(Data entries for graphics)
◇ ◇ ◇ ◇ ◇
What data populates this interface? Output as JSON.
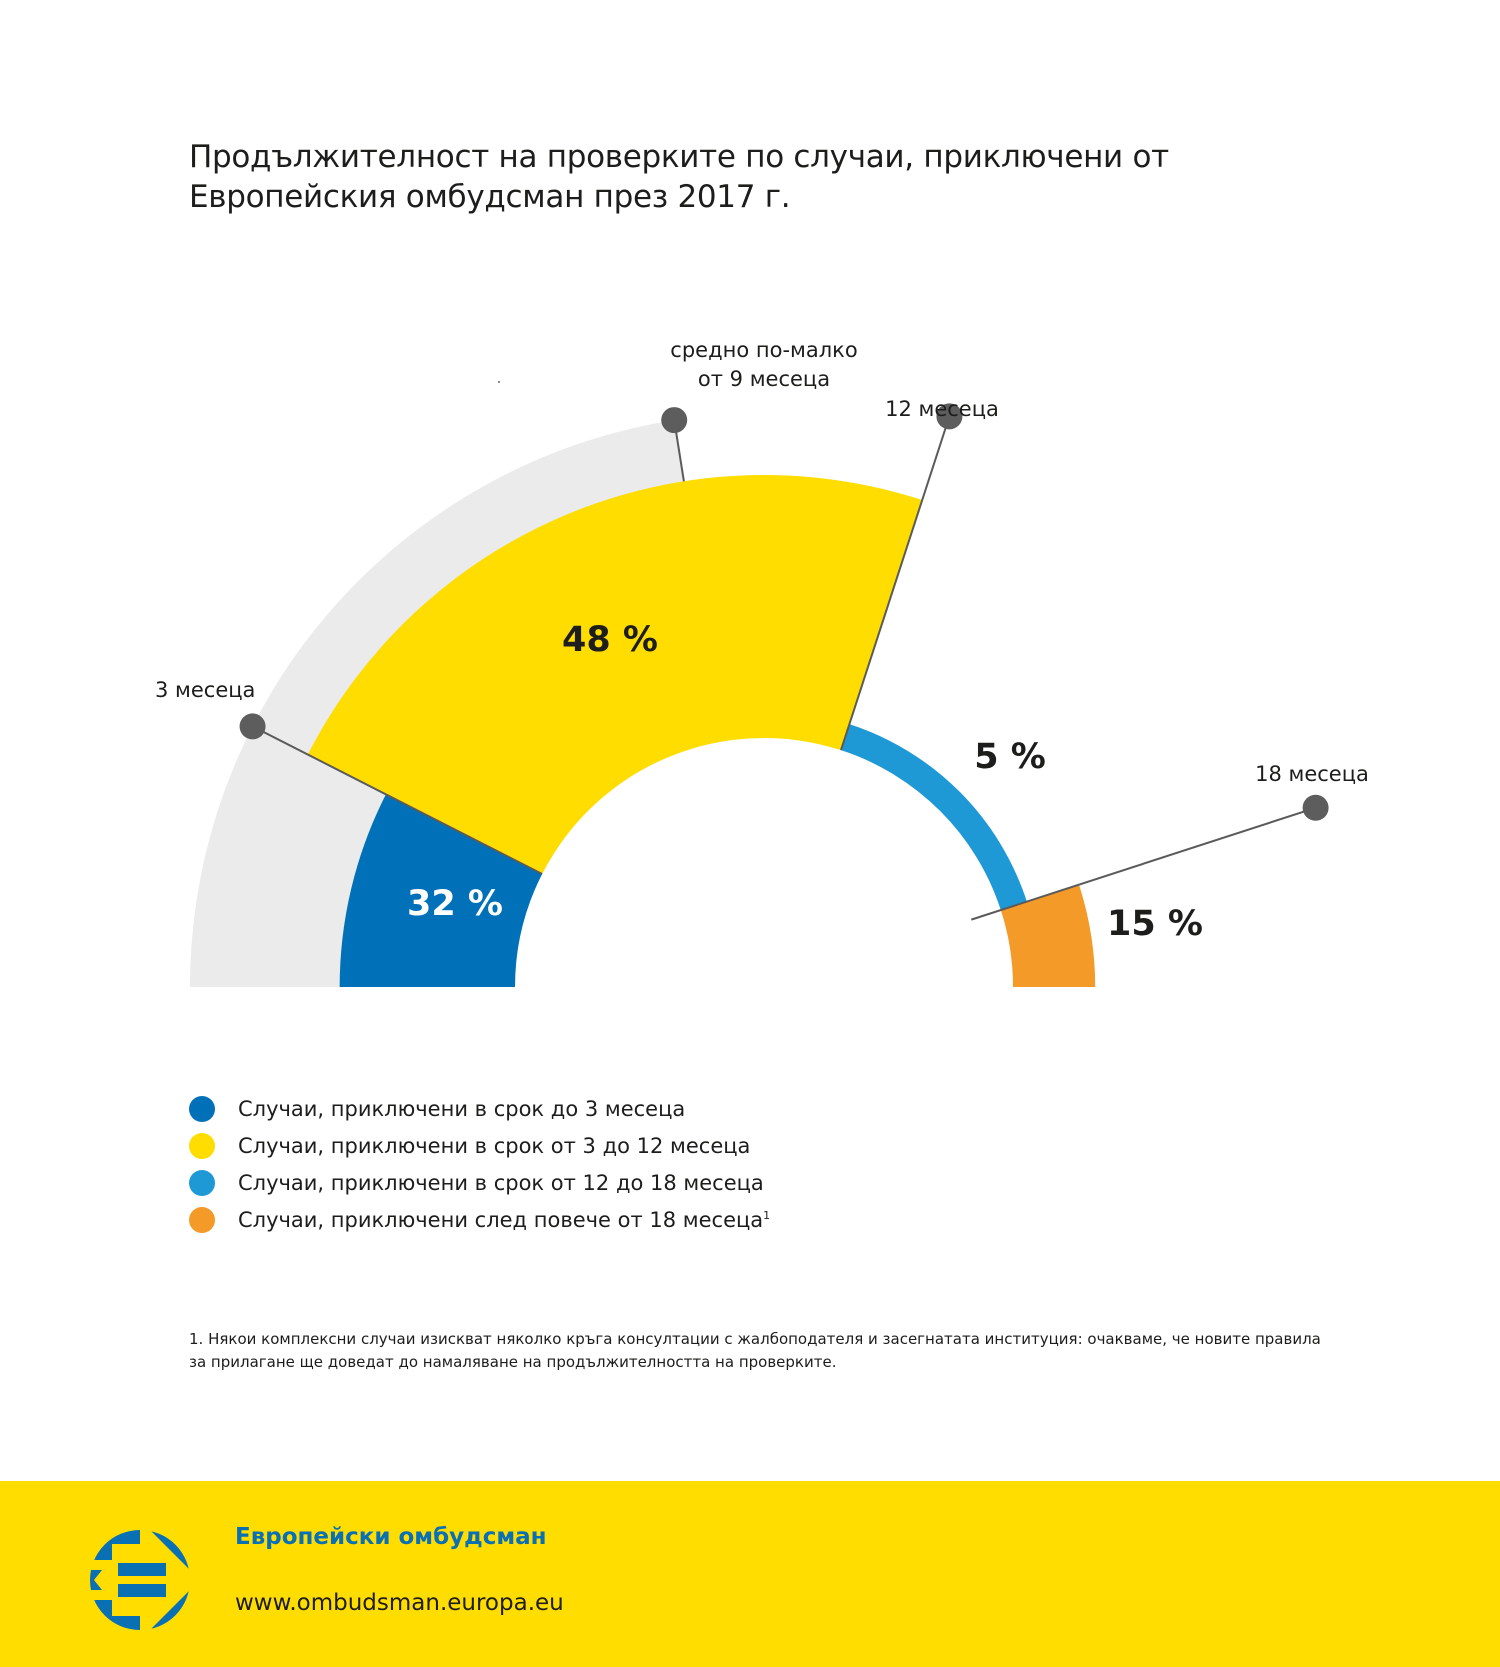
{
  "header": {
    "title": "Продължителност на проверките по случаи, приключени от Европейския омбудсман през 2017 г."
  },
  "chart_data": {
    "type": "pie",
    "subtype": "half-donut",
    "title": "Продължителност на проверките по случаи, приключени от Европейския омбудсман през 2017 г.",
    "series": [
      {
        "name": "Случаи, приключени в срок до 3 месеца",
        "value": 32,
        "label": "32 %",
        "color": "#0071b9",
        "label_color": "#ffffff"
      },
      {
        "name": "Случаи, приключени в срок от 3 до 12 месеца",
        "value": 48,
        "label": "48 %",
        "color": "#ffdd00",
        "label_color": "#1d1d1b"
      },
      {
        "name": "Случаи, приключени в срок от 12 до 18 месеца",
        "value": 5,
        "label": "5 %",
        "color": "#1f99d6",
        "label_color": "#1d1d1b"
      },
      {
        "name": "Случаи, приключени след повече от 18 месеца",
        "value": 15,
        "label": "15 %",
        "color": "#f39a28",
        "label_color": "#1d1d1b"
      }
    ],
    "scale_max_months": 20,
    "background_arc_color": "#ebebeb",
    "markers": [
      {
        "months": 3,
        "label": [
          "3 месеца"
        ]
      },
      {
        "months": 9,
        "label": [
          "средно по-малко",
          "от 9 месеца"
        ]
      },
      {
        "months": 12,
        "label": [
          "12 месеца"
        ]
      },
      {
        "months": 18,
        "label": [
          "18 месеца"
        ]
      }
    ],
    "legend_position": "bottom-left"
  },
  "legend": {
    "items": [
      {
        "label": "Случаи, приключени в срок до 3 месеца",
        "color": "#0071b9",
        "sup": ""
      },
      {
        "label": "Случаи, приключени в срок от 3 до 12 месеца",
        "color": "#ffdd00",
        "sup": ""
      },
      {
        "label": "Случаи, приключени в срок от 12 до 18 месеца",
        "color": "#1f99d6",
        "sup": ""
      },
      {
        "label": "Случаи, приключени след повече от 18 месеца",
        "color": "#f39a28",
        "sup": "1"
      }
    ]
  },
  "footnote": "1.  Някои комплексни случаи изискват няколко кръга консултации с жалбоподателя и засегнатата институция: очакваме, че новите правила за прилагане ще доведат до намаляване на продължителността на проверките.",
  "footer": {
    "organization": "Европейски омбудсман",
    "url": "www.ombudsman.europa.eu",
    "logo_icon": "european-ombudsman-logo-icon",
    "background": "#ffdd00",
    "brand_color": "#0a70b4"
  }
}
◇ ◇ ◇ ◇ ◇
**Your goal**
Every entry must be transcribed exactly. Pictures do not belong in the copy.

**Problem solution**
What data populates this interface? Output as JSON.
{
  "header": {
    "title": "Продължителност на проверките по случаи, приключени от Европейския омбудсман през 2017 г."
  },
  "chart_data": {
    "type": "pie",
    "subtype": "half-donut",
    "title": "Продължителност на проверките по случаи, приключени от Европейския омбудсман през 2017 г.",
    "series": [
      {
        "name": "Случаи, приключени в срок до 3 месеца",
        "value": 32,
        "label": "32 %",
        "color": "#0071b9",
        "label_color": "#ffffff"
      },
      {
        "name": "Случаи, приключени в срок от 3 до 12 месеца",
        "value": 48,
        "label": "48 %",
        "color": "#ffdd00",
        "label_color": "#1d1d1b"
      },
      {
        "name": "Случаи, приключени в срок от 12 до 18 месеца",
        "value": 5,
        "label": "5 %",
        "color": "#1f99d6",
        "label_color": "#1d1d1b"
      },
      {
        "name": "Случаи, приключени след повече от 18 месеца",
        "value": 15,
        "label": "15 %",
        "color": "#f39a28",
        "label_color": "#1d1d1b"
      }
    ],
    "scale_max_months": 20,
    "background_arc_color": "#ebebeb",
    "markers": [
      {
        "months": 3,
        "label": [
          "3 месеца"
        ]
      },
      {
        "months": 9,
        "label": [
          "средно по-малко",
          "от 9 месеца"
        ]
      },
      {
        "months": 12,
        "label": [
          "12 месеца"
        ]
      },
      {
        "months": 18,
        "label": [
          "18 месеца"
        ]
      }
    ],
    "legend_position": "bottom-left"
  },
  "legend": {
    "items": [
      {
        "label": "Случаи, приключени в срок до 3 месеца",
        "color": "#0071b9",
        "sup": ""
      },
      {
        "label": "Случаи, приключени в срок от 3 до 12 месеца",
        "color": "#ffdd00",
        "sup": ""
      },
      {
        "label": "Случаи, приключени в срок от 12 до 18 месеца",
        "color": "#1f99d6",
        "sup": ""
      },
      {
        "label": "Случаи, приключени след повече от 18 месеца",
        "color": "#f39a28",
        "sup": "1"
      }
    ]
  },
  "footnote": "1.  Някои комплексни случаи изискват няколко кръга консултации с жалбоподателя и засегнатата институция: очакваме, че новите правила за прилагане ще доведат до намаляване на продължителността на проверките.",
  "footer": {
    "organization": "Европейски омбудсман",
    "url": "www.ombudsman.europa.eu",
    "logo_icon": "european-ombudsman-logo-icon",
    "background": "#ffdd00",
    "brand_color": "#0a70b4"
  }
}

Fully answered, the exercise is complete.